Report the count of lines that carry the string "document", and add nothing.

..........

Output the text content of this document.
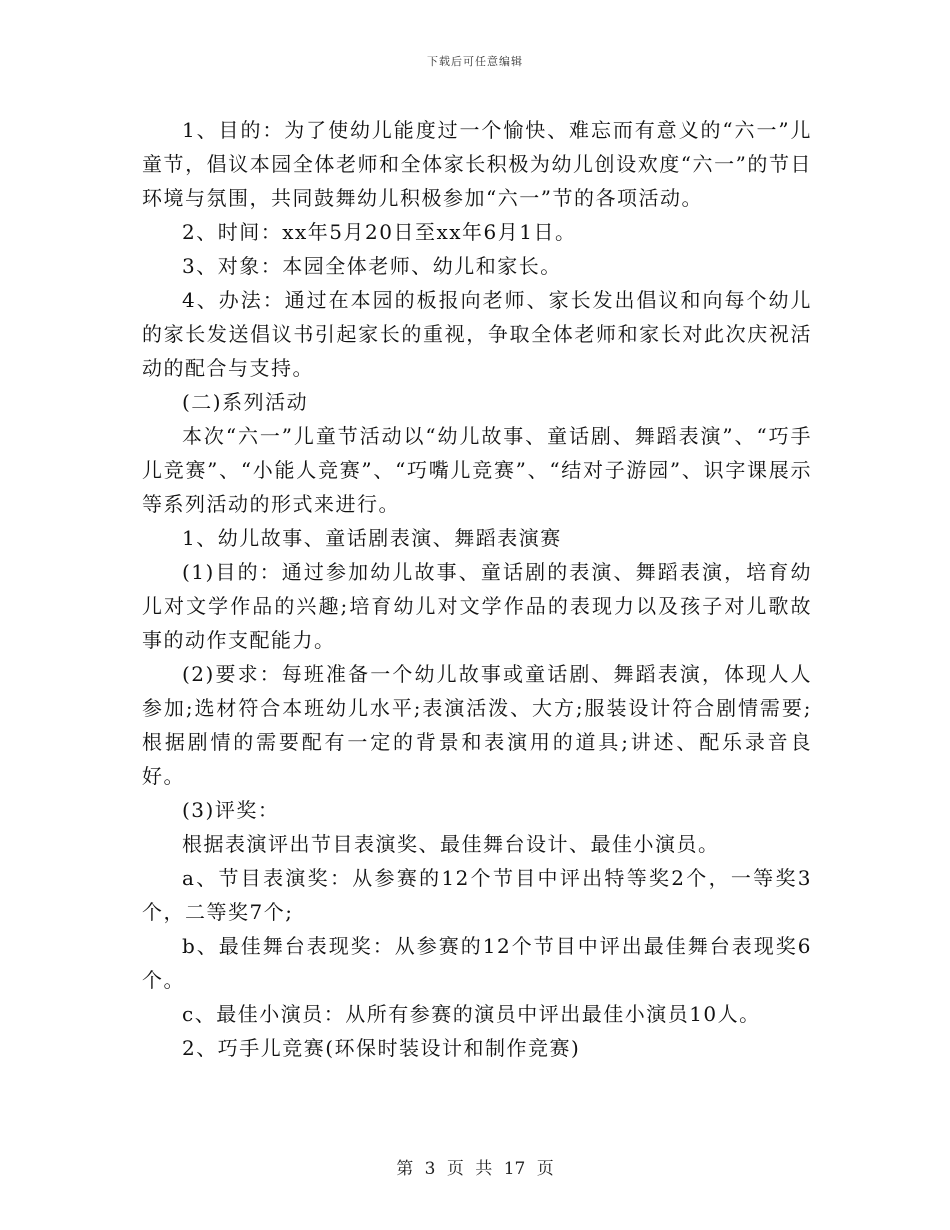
下载后可任意编辑

1、目的：为了使幼儿能度过一个愉快、难忘而有意义的“六一”儿童节，倡议本园全体老师和全体家长积极为幼儿创设欢度“六一”的节日环境与氛围，共同鼓舞幼儿积极参加“六一”节的各项活动。

2、时间：xx年5月20日至xx年6月1日。

3、对象：本园全体老师、幼儿和家长。

4、办法：通过在本园的板报向老师、家长发出倡议和向每个幼儿的家长发送倡议书引起家长的重视，争取全体老师和家长对此次庆祝活动的配合与支持。

(二)系列活动

本次“六一”儿童节活动以“幼儿故事、童话剧、舞蹈表演”、“巧手儿竞赛”、“小能人竞赛”、“巧嘴儿竞赛”、“结对子游园”、识字课展示等系列活动的形式来进行。

1、幼儿故事、童话剧表演、舞蹈表演赛

(1)目的：通过参加幼儿故事、童话剧的表演、舞蹈表演，培育幼儿对文学作品的兴趣;培育幼儿对文学作品的表现力以及孩子对儿歌故事的动作支配能力。

(2)要求：每班准备一个幼儿故事或童话剧、舞蹈表演，体现人人参加;选材符合本班幼儿水平;表演活泼、大方;服装设计符合剧情需要;根据剧情的需要配有一定的背景和表演用的道具;讲述、配乐录音良好。

(3)评奖：

根据表演评出节目表演奖、最佳舞台设计、最佳小演员。

a、节目表演奖：从参赛的12个节目中评出特等奖2个，一等奖3个，二等奖7个;

b、最佳舞台表现奖：从参赛的12个节目中评出最佳舞台表现奖6个。

c、最佳小演员：从所有参赛的演员中评出最佳小演员10人。

2、巧手儿竞赛(环保时装设计和制作竞赛)

第 3 页 共 17 页
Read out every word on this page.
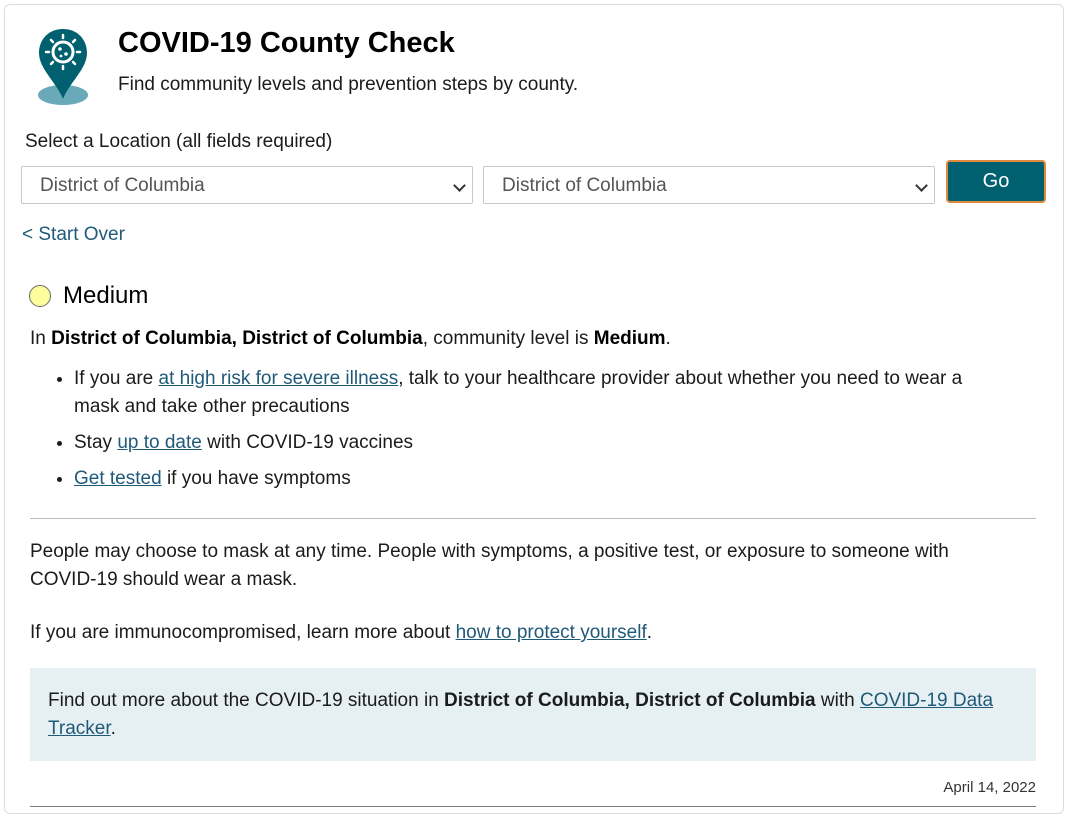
COVID-19 County Check
Find community levels and prevention steps by county.
Select a Location (all fields required)
District of Columbia	District of Columbia	Go
< Start Over
Medium
In District of Columbia, District of Columbia, community level is Medium.
• If you are at high risk for severe illness, talk to your healthcare provider about whether you need to wear a mask and take other precautions
• Stay up to date with COVID-19 vaccines
• Get tested if you have symptoms
People may choose to mask at any time. People with symptoms, a positive test, or exposure to someone with COVID-19 should wear a mask.
If you are immunocompromised, learn more about how to protect yourself.
Find out more about the COVID-19 situation in District of Columbia, District of Columbia with COVID-19 Data Tracker.
April 14, 2022
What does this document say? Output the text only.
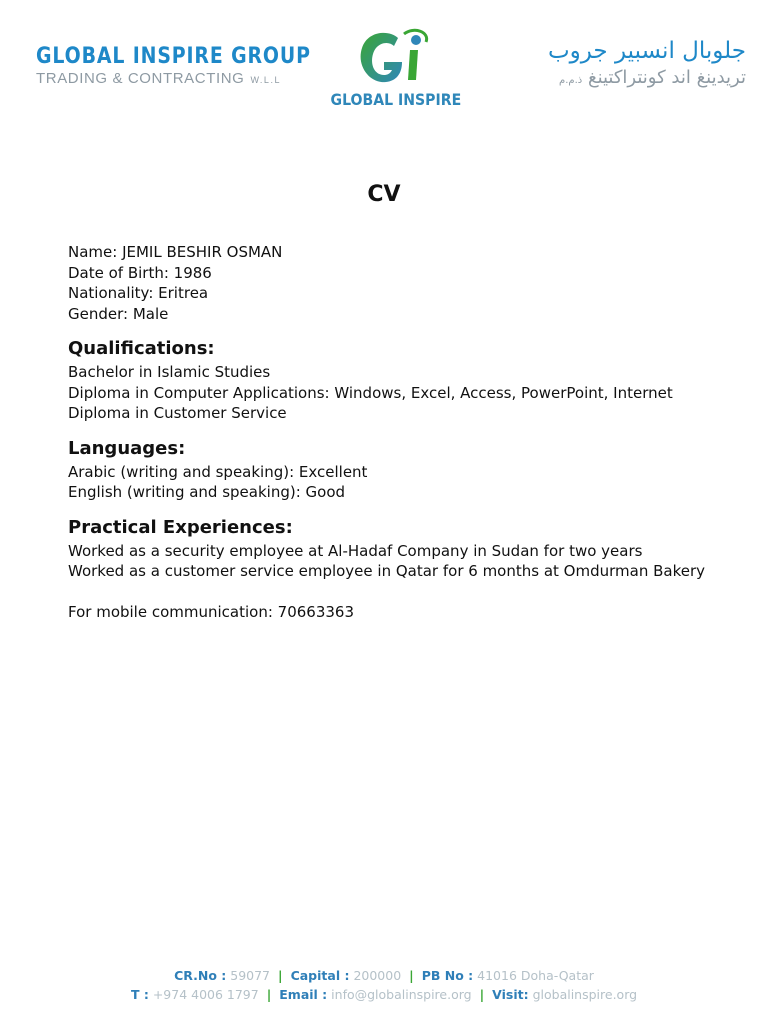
GLOBAL INSPIRE GROUP
TRADING & CONTRACTING W.L.L
GLOBAL INSPIRE
جلوبال انسبير جروب
تريدينغ اند كونتراكتينغ ذ.م.م
CV
Name: JEMIL BESHIR OSMAN
Date of Birth: 1986
Nationality: Eritrea
Gender: Male
Qualifications:
Bachelor in Islamic Studies
Diploma in Computer Applications: Windows, Excel, Access, PowerPoint, Internet
Diploma in Customer Service
Languages:
Arabic (writing and speaking): Excellent
English (writing and speaking): Good
Practical Experiences:
Worked as a security employee at Al-Hadaf Company in Sudan for two years
Worked as a customer service employee in Qatar for 6 months at Omdurman Bakery
For mobile communication: 70663363
CR.No : 59077 | Capital : 200000 | PB No : 41016 Doha-Qatar
T : +974 4006 1797 | Email : info@globalinspire.org | Visit: globalinspire.org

..........

§ **Expected answer**: 2